:: Material provided ::
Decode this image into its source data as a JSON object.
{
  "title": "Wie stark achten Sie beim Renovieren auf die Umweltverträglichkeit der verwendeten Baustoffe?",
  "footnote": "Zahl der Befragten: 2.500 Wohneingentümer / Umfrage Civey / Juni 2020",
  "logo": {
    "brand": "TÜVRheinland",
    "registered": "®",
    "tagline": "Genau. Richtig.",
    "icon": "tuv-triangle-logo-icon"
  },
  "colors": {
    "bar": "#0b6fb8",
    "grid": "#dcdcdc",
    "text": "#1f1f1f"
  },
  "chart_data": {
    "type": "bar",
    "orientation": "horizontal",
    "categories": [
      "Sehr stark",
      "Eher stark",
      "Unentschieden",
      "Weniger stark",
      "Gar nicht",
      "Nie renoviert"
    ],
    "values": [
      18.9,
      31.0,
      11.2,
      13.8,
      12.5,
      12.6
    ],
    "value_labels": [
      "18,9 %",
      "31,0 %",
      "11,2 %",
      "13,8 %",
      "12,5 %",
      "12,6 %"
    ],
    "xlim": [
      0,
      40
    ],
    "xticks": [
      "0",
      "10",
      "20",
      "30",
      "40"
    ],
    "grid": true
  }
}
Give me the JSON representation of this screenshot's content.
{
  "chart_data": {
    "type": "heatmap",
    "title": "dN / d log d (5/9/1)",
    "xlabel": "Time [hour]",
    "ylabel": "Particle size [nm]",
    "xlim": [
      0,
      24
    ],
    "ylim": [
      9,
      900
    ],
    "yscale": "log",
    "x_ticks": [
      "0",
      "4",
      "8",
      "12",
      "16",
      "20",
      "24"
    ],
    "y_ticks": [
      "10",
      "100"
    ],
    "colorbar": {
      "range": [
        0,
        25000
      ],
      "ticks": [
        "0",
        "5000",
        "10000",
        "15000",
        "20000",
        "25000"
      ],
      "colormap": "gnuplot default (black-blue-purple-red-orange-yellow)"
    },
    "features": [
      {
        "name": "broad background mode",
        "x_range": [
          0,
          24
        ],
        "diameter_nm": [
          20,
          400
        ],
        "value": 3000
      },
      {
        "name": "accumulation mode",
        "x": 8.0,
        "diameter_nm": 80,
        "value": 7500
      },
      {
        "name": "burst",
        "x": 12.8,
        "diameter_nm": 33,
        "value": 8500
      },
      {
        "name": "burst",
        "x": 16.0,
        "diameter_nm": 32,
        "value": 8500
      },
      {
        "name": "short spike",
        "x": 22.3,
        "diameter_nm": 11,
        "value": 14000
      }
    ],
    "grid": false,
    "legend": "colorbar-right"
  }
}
:::
Track down every line with the word "JSON" and copy it.

## Response to the task
Decode this image into its source data as a JSON object.
Give me the JSON representation of this screenshot's content.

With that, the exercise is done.